(EXERCISE MATERIAL):

================

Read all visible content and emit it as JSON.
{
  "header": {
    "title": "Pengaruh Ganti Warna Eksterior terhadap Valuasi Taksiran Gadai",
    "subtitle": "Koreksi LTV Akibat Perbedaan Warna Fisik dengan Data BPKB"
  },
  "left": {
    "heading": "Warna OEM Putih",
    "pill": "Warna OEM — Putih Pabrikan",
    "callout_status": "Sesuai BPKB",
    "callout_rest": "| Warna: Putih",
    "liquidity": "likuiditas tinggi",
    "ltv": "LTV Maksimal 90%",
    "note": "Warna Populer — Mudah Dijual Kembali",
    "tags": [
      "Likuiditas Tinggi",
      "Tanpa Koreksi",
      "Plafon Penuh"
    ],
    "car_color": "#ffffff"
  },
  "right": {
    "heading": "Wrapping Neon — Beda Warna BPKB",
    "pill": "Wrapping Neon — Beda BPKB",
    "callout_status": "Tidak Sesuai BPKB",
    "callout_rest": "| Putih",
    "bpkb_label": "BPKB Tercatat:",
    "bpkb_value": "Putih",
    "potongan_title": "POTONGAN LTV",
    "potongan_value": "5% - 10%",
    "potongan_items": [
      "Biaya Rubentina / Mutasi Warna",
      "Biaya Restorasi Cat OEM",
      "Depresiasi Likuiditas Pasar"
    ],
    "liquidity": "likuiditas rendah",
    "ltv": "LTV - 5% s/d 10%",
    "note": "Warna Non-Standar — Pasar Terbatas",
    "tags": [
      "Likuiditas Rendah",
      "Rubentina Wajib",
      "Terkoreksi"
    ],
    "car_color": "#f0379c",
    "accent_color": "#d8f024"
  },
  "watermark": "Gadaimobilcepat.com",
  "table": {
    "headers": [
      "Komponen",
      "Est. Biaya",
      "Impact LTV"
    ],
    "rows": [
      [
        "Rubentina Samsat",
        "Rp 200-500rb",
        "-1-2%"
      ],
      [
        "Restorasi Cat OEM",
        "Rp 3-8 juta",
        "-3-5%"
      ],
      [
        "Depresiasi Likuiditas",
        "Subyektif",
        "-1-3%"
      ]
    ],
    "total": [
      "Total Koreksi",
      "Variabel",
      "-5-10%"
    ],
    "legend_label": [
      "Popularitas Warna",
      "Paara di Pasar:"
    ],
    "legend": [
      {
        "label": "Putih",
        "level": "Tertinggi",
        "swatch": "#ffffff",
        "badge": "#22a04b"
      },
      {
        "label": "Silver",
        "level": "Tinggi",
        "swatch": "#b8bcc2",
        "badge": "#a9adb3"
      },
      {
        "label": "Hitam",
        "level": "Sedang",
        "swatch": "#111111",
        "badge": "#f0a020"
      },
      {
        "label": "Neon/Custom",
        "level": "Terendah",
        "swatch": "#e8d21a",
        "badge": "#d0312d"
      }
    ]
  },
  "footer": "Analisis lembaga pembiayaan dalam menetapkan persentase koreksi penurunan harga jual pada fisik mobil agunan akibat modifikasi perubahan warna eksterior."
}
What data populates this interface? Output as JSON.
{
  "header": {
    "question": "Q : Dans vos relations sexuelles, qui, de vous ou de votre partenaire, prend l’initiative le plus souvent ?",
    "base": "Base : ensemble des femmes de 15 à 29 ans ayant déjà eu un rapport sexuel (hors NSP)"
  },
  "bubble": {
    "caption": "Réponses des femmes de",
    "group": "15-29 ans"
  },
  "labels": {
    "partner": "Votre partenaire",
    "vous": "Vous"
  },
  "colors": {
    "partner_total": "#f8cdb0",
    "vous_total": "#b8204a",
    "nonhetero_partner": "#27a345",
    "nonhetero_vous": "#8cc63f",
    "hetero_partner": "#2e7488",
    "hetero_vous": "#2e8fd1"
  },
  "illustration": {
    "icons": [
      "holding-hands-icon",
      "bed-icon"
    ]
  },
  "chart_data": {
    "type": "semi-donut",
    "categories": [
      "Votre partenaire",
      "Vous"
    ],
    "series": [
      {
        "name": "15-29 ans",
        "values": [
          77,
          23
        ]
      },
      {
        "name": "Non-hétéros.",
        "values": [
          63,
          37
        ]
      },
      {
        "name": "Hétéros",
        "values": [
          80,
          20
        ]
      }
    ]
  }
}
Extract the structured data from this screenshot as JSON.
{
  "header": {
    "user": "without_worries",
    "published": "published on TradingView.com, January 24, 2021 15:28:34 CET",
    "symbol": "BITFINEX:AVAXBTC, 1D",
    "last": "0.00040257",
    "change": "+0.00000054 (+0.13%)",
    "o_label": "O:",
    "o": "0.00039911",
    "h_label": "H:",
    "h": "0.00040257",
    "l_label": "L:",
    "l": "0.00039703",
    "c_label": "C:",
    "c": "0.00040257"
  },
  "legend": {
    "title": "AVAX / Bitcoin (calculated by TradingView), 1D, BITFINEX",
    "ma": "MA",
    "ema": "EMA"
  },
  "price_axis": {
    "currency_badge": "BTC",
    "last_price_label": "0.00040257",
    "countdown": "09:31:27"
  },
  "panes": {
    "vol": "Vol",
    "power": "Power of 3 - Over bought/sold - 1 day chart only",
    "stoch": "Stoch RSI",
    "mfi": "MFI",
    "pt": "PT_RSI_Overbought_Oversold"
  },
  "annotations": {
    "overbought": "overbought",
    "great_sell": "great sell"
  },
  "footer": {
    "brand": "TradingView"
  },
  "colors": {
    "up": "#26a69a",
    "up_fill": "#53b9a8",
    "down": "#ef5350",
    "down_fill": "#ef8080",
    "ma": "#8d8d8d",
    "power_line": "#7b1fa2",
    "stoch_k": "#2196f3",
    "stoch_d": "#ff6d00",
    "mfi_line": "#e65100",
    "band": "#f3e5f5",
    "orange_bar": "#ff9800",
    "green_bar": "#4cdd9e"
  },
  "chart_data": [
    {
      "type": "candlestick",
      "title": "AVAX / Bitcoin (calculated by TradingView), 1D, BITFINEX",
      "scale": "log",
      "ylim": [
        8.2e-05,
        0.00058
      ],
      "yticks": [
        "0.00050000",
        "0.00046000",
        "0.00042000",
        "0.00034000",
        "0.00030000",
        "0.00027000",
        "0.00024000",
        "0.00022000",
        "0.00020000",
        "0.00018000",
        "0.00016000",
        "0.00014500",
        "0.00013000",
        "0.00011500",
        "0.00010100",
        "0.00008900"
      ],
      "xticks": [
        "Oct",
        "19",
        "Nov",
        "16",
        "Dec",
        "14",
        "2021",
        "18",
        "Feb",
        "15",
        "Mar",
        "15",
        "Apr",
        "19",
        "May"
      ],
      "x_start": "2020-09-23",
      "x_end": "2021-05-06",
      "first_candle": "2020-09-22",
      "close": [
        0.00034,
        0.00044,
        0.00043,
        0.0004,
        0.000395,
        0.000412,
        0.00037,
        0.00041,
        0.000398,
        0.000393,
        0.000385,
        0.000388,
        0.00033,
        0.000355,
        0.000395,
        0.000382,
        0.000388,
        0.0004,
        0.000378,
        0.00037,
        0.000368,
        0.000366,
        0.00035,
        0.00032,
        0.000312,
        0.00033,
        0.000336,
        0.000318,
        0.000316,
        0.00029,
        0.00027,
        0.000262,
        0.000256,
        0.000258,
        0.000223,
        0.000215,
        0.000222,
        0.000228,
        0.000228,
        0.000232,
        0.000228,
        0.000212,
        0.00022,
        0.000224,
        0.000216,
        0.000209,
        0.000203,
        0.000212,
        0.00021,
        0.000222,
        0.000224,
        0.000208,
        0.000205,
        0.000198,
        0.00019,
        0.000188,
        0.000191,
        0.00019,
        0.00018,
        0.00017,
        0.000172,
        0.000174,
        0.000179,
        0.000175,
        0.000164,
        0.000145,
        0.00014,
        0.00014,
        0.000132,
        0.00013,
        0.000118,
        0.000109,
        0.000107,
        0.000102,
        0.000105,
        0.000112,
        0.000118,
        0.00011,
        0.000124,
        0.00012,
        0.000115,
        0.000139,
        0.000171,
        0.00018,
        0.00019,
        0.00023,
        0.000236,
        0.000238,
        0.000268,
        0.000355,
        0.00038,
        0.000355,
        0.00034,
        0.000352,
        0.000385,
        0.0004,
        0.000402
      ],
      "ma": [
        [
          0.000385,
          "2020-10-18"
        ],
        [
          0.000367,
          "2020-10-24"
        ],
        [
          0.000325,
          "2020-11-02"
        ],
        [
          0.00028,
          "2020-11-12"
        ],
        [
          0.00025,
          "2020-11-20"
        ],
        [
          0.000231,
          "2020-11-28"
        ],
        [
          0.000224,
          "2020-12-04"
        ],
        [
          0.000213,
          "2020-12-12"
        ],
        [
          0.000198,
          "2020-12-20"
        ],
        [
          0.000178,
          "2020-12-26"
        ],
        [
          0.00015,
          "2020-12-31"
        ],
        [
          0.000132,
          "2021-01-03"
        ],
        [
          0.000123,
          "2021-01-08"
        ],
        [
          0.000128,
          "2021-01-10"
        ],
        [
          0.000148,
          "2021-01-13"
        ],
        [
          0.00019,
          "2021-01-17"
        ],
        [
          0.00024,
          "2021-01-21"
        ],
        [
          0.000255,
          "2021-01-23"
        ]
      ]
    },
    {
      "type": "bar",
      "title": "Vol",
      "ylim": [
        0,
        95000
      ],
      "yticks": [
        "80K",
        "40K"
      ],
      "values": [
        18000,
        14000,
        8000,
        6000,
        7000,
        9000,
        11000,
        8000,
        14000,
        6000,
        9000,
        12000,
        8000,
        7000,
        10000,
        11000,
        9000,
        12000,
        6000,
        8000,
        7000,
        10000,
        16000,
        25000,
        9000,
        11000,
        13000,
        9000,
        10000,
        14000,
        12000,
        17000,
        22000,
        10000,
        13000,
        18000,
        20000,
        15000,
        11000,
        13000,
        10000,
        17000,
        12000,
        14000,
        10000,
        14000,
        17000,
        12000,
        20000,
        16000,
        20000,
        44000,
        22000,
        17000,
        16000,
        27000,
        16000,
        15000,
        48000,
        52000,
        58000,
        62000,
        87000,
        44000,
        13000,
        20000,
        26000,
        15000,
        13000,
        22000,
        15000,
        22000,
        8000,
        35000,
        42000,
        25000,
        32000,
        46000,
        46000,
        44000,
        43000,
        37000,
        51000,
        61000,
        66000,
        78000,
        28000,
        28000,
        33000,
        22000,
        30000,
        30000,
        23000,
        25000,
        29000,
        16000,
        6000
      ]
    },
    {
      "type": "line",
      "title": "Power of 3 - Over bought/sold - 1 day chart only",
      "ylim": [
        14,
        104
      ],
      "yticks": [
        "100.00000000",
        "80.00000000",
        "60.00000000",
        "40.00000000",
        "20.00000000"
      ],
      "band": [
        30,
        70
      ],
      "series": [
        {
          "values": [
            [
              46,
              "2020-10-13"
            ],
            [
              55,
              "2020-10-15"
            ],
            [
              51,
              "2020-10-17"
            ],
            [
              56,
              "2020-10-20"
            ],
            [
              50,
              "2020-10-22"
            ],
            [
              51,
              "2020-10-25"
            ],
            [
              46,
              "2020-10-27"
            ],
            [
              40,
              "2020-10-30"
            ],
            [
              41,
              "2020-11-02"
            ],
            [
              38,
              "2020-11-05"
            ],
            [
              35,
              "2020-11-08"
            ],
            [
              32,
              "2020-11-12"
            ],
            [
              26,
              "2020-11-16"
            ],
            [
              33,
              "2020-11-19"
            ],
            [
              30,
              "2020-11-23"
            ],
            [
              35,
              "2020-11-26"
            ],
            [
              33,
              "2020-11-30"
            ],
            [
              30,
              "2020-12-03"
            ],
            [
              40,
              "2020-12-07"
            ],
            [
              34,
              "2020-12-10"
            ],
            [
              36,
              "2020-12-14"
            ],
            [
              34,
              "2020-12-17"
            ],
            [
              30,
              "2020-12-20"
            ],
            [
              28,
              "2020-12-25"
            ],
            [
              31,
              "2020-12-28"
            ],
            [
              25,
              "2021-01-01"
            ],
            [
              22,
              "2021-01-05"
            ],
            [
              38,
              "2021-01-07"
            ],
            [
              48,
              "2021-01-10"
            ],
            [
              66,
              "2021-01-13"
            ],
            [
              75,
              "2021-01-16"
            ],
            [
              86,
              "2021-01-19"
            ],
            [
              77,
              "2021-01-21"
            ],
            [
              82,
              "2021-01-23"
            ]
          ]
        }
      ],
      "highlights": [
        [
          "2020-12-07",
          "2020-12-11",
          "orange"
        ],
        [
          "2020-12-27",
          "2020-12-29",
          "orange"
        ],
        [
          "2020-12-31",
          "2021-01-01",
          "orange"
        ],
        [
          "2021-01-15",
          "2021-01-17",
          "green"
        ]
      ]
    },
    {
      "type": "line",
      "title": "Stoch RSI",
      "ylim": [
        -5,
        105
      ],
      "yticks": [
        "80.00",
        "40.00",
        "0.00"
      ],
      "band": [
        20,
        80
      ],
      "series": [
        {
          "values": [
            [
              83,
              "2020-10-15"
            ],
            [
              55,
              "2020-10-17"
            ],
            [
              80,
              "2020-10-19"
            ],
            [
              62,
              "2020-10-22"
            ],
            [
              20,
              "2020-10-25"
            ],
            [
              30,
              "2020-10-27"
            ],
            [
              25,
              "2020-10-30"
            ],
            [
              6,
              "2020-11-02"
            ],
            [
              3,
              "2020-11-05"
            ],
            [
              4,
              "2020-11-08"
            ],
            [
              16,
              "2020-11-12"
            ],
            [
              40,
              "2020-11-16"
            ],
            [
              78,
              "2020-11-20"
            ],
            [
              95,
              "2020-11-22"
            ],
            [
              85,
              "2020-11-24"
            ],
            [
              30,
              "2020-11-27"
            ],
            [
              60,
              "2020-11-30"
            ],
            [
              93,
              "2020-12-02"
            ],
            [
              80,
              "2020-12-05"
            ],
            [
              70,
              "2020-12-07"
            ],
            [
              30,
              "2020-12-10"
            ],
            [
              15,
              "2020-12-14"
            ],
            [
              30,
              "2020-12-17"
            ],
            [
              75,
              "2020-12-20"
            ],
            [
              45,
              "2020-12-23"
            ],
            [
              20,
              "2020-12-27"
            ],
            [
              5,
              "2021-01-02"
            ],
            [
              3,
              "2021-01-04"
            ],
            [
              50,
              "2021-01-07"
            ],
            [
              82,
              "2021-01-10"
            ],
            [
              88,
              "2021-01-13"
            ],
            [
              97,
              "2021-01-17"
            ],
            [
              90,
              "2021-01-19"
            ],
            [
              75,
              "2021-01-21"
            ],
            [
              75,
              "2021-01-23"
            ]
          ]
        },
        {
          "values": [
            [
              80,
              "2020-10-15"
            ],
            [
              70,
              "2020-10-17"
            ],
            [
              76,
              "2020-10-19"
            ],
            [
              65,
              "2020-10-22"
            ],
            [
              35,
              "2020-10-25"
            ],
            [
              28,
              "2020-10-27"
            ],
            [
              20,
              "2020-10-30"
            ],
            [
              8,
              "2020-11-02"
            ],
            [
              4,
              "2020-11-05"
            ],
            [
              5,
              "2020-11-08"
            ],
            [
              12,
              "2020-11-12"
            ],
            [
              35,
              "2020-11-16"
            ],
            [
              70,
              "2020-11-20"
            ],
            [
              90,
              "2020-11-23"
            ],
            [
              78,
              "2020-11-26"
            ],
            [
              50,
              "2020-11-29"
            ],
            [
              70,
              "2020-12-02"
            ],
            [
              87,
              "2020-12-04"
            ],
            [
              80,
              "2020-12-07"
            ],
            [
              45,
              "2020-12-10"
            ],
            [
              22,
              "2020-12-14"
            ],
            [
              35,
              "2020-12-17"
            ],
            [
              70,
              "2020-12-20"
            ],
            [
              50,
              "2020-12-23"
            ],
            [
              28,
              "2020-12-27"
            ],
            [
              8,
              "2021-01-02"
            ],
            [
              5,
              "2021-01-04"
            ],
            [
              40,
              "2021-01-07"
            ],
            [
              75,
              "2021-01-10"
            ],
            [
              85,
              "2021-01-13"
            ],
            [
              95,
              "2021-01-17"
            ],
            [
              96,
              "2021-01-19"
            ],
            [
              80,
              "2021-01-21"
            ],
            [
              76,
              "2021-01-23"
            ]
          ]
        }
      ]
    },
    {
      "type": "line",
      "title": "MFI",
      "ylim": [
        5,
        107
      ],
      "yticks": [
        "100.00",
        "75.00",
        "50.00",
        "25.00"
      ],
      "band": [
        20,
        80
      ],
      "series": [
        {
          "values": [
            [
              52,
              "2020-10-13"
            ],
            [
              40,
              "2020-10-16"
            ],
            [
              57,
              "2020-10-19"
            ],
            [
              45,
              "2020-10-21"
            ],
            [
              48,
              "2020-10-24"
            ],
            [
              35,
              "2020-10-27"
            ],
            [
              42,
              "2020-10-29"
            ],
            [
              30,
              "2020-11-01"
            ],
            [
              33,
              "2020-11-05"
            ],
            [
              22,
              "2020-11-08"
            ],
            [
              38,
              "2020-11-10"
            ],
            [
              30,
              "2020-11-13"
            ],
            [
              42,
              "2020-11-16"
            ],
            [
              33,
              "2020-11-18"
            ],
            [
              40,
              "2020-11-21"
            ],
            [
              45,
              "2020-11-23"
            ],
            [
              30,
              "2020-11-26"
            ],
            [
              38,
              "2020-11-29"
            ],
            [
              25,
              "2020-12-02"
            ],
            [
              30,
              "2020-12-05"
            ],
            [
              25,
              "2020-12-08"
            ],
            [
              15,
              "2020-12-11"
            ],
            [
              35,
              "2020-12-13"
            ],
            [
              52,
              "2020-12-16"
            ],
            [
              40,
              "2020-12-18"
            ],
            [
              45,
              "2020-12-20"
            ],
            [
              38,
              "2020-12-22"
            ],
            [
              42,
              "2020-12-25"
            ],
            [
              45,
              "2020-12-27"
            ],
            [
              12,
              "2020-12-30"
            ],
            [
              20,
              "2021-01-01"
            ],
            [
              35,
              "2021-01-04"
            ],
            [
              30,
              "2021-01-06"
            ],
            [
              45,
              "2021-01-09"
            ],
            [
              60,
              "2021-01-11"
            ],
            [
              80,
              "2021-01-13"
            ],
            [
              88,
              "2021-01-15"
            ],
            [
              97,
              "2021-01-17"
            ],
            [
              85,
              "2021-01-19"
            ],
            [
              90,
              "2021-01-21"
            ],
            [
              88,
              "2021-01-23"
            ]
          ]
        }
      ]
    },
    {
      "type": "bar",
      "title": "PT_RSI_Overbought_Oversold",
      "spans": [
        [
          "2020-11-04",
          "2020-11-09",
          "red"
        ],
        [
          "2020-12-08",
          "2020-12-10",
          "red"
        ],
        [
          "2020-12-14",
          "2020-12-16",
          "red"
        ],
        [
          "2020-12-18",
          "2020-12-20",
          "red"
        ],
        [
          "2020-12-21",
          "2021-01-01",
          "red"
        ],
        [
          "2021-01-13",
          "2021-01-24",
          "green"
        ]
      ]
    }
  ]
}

================

(REQUEST):
Sift through the entries and copy every line with "liquidity".

(RESPONSE TO THE TASK):
    "liquidity": "likuiditas tinggi",
    "liquidity": "likuiditas rendah",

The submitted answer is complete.